(Figure contents as structured data)
━━━━━━━━━━━━━━━━━━━━
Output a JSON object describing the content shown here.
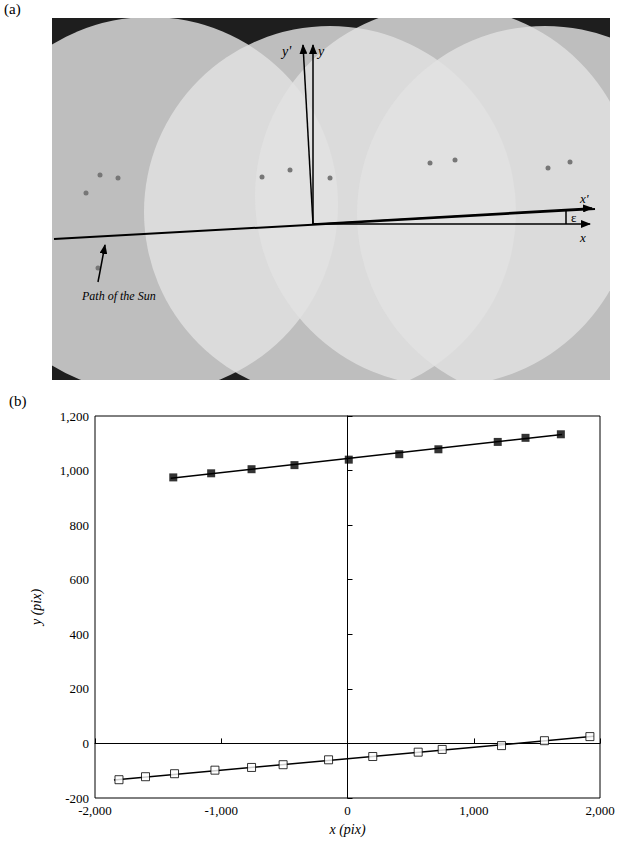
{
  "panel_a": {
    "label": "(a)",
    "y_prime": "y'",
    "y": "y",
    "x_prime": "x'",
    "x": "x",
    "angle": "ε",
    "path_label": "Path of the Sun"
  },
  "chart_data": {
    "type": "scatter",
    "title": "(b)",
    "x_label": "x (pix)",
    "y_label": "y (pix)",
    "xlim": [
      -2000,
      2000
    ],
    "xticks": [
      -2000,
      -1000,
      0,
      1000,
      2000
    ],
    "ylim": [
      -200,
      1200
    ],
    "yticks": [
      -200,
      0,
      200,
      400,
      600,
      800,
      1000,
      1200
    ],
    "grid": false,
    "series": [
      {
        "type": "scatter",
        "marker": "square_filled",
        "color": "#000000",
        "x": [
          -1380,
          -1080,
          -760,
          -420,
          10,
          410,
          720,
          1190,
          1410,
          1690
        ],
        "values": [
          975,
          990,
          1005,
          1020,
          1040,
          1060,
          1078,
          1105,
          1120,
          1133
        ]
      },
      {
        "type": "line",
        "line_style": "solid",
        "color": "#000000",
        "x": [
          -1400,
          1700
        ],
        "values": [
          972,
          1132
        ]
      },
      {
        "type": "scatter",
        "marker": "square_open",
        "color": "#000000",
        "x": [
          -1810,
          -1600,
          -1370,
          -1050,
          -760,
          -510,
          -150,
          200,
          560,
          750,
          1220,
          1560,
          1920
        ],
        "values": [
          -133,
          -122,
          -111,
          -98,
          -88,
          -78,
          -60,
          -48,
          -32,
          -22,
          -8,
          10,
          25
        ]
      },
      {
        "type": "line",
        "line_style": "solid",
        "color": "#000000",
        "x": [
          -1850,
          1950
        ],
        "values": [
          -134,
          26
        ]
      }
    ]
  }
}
━━━━━━━━━━━━━━━━━━━━
## YOUR OBJECTIVE
Repeat all the records above exactly, leaving out any pictures.

## THE COMPLETED TASK
Output a JSON object describing the content shown here.
{
  "panel_a": {
    "label": "(a)",
    "y_prime": "y'",
    "y": "y",
    "x_prime": "x'",
    "x": "x",
    "angle": "ε",
    "path_label": "Path of the Sun"
  },
  "chart_data": {
    "type": "scatter",
    "title": "(b)",
    "x_label": "x (pix)",
    "y_label": "y (pix)",
    "xlim": [
      -2000,
      2000
    ],
    "xticks": [
      -2000,
      -1000,
      0,
      1000,
      2000
    ],
    "ylim": [
      -200,
      1200
    ],
    "yticks": [
      -200,
      0,
      200,
      400,
      600,
      800,
      1000,
      1200
    ],
    "grid": false,
    "series": [
      {
        "type": "scatter",
        "marker": "square_filled",
        "color": "#000000",
        "x": [
          -1380,
          -1080,
          -760,
          -420,
          10,
          410,
          720,
          1190,
          1410,
          1690
        ],
        "values": [
          975,
          990,
          1005,
          1020,
          1040,
          1060,
          1078,
          1105,
          1120,
          1133
        ]
      },
      {
        "type": "line",
        "line_style": "solid",
        "color": "#000000",
        "x": [
          -1400,
          1700
        ],
        "values": [
          972,
          1132
        ]
      },
      {
        "type": "scatter",
        "marker": "square_open",
        "color": "#000000",
        "x": [
          -1810,
          -1600,
          -1370,
          -1050,
          -760,
          -510,
          -150,
          200,
          560,
          750,
          1220,
          1560,
          1920
        ],
        "values": [
          -133,
          -122,
          -111,
          -98,
          -88,
          -78,
          -60,
          -48,
          -32,
          -22,
          -8,
          10,
          25
        ]
      },
      {
        "type": "line",
        "line_style": "solid",
        "color": "#000000",
        "x": [
          -1850,
          1950
        ],
        "values": [
          -134,
          26
        ]
      }
    ]
  }
}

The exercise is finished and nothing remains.